— start DATASET CONTENT —
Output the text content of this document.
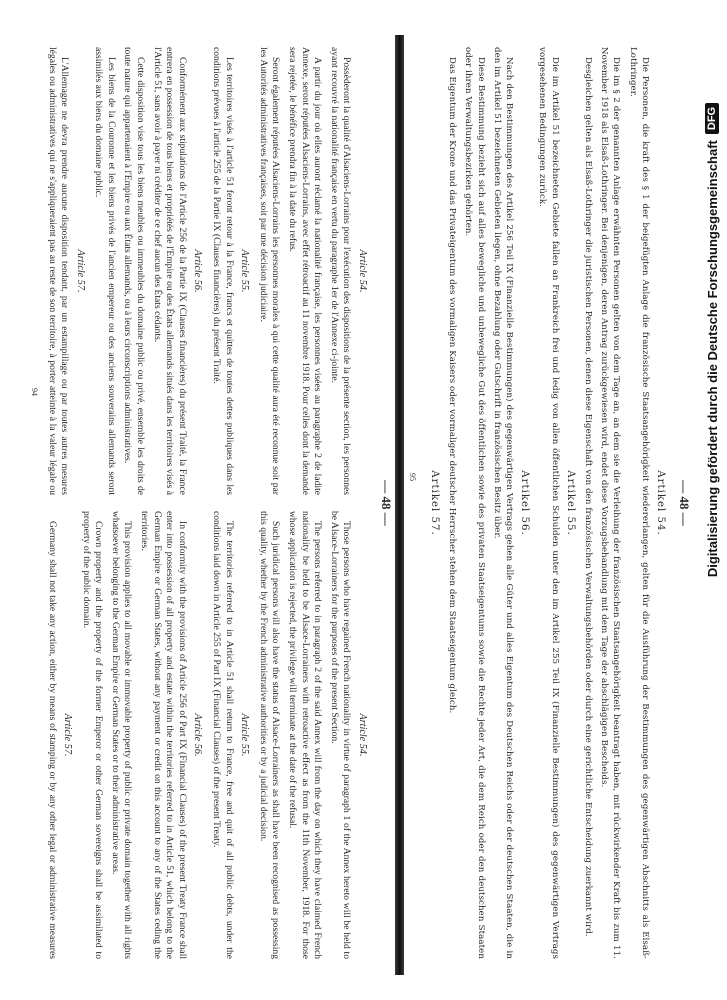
— 48 —
Article 54.

Possèderont la qualité d'Alsaciens-Lorrains pour l'exécution des dispositions de la présente section, les personnes ayant recouvré la nationalité française en vertu du paragraphe 1er de l'Annexe ci-jointe.

A partir du jour où elles auront réclamé la nationalité française, les personnes visées au paragraphe 2 de ladite Annexe, seront réputées Alsaciens-Lorrains, avec effet rétroactif au 11 novembre 1918. Pour celles dont la demande sera rejetée, le bénéfice prendra fin à la date du refus.

Seront également réputées Alsaciens-Lorrains les personnes morales à qui cette qualité aura été reconnue soit par les Autorités administratives françaises, soit par une décision judiciaire.

Article 55.

Les territoires visés à l'article 51 feront retour à la France, francs et quittes de toutes dettes publiques dans les conditions prévues à l'article 255 de la Partie IX (Clauses financières) du présent Traité.

Article 56.

Conformément aux stipulations de l'Article 256 de la Partie IX (Clauses financières) du présent Traité, la France entrera en possession de tous biens et propriétés de l'Empire ou des États allemands situés dans les territoires visés à l'Article 51, sans avoir à payer ni créditer de ce chef aucun des États cédants.

Cette disposition vise tous les biens meubles ou immeubles du domaine public ou privé, ensemble les droits de toute nature qui appartenaient à l'Empire ou aux États allemands, ou à leurs circonscriptions administratives.

Les biens de la Couronne et les biens privés de l'ancien empereur ou des anciens souverains allemands seront assimilés aux biens du domaine public.

Article 57.

L'Allemagne ne devra prendre aucune disposition tendant, par un estampillage ou par toutes autres mesures légales ou administratives qui ne s'appliqueraient pas au reste de son territoire, à porter atteinte à la valeur légale ou

Article 54.

Those persons who have regained French nationality in virtue of paragraph 1 of the Annex hereto will be held to be Alsace-Lorrainers for the purposes of the present Section.

The persons referred to in paragraph 2 of the said Annex will from the day on which they have claimed French nationality be held to be Alsace-Lorrainers with retroactive effect as from the 11th November, 1918. For those whose application is rejected, the privilege will terminate at the date of the refusal.

Such juridical persons will also have the status of Alsace-Lorrainers as shall have been recognised as possessing this quality, whether by the French administrative authorities or by a judicial decision.

Article 55.

The territories referred to in Article 51 shall return to France, free and quit of all public debts, under the conditions laid down in Article 255 of Part IX (Financial Clauses) of the present Treaty.

Article 56.

In conformity with the provisions of Article 256 of Part IX (Financial Clauses) of the present Treaty France shall enter into possession of all property and estate within the territories referred to in Article 51, which belong to the German Empire or German States, without any payment or credit on this account to any of the States ceding the territories.

This provision applies to all movable or immovable property of public or private domain together with all rights whatsoever belonging to the German Empire or German States or to their administrative areas.

Crown property and the property of the former Emperor or other German sovereigns shall be assimilated to property of the public domain.

Article 57.

Germany shall not take any action, either by means of stamping or by any other legal or administrative measures

94
— 48 —
Artikel 54.

Die Personen, die kraft des § 1 der beigefügten Anlage die französische Staatsangehörigkeit wiedererlangen, gelten für die Ausführung der Bestimmungen des gegenwärtigen Abschnitts als Elsaß-Lothringer.

Die im § 2 der genannten Anlage erwähnten Personen gelten von dem Tage an, an dem sie die Verleihung der französischen Staatsangehörigkeit beantragt haben, mit rückwirkender Kraft bis zum 11. November 1918 als Elsaß-Lothringer. Bei denjenigen, deren Antrag zurückgewiesen wird, endet diese Vorzugsbehandlung mit dem Tage der abschlägigen Bescheids.

Desgleichen gelten als Elsaß-Lothringer die juristischen Personen, denen diese Eigenschaft von den französischen Verwaltungsbehörden oder durch eine gerichtliche Entscheidung zuerkannt wird.

Artikel 55.

Die im Artikel 51 bezeichneten Gebiete fallen an Frankreich frei und ledig von allen öffentlichen Schulden unter den im Artikel 255 Teil IX (Finanzielle Bestimmungen) des gegenwärtigen Vertrags vorgesehenen Bedingungen zurück.

Artikel 56.

Nach den Bestimmungen des Artikel 256 Teil IX (Finanzielle Bestimmungen) des gegenwärtigen Vertrags gehen alle Güter und alles Eigentum des Deutschen Reichs oder der deutschen Staaten, die in den im Artikel 51 bezeichneten Gebieten liegen, ohne Bezahlung oder Gutschrift in französischen Besitz über.

Diese Bestimmung bezieht sich auf alles bewegliche und unbewegliche Gut des öffentlichen sowie des privaten Staatseigentums sowie die Rechte jeder Art, die dem Reich oder den deutschen Staaten oder ihren Verwaltungsbezirken gehörten.

Das Eigentum der Krone und das Privateigentum des vormaligen Kaisers oder vormaliger deutscher Herrscher stehen dem Staatseigentum gleich.

Artikel 57.

95	Digitalisierung gefördert durch die Deutsche Forschungsgemeinschaft
DFG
— end DATASET CONTENT —
Out of the preceding entries, pull every line containing the string "französischen".

Die im § 2 der genannten Anlage erwähnten Personen gelten von dem Tage an, an dem sie die Verleihung der französischen Staatsangehörigkeit beantragt haben, mit rückwirkender Kraft bis zum 11. November 1918 als Elsaß-Lothringer. Bei denjenigen, deren Antrag zurückgewiesen wird, endet diese Vorzugsbehandlung mit dem Tage der abschlägigen Bescheids.
Desgleichen gelten als Elsaß-Lothringer die juristischen Personen, denen diese Eigenschaft von den französischen Verwaltungsbehörden oder durch eine gerichtliche Entscheidung zuerkannt wird.
Nach den Bestimmungen des Artikel 256 Teil IX (Finanzielle Bestimmungen) des gegenwärtigen Vertrags gehen alle Güter und alles Eigentum des Deutschen Reichs oder der deutschen Staaten, die in den im Artikel 51 bezeichneten Gebieten liegen, ohne Bezahlung oder Gutschrift in französischen Besitz über.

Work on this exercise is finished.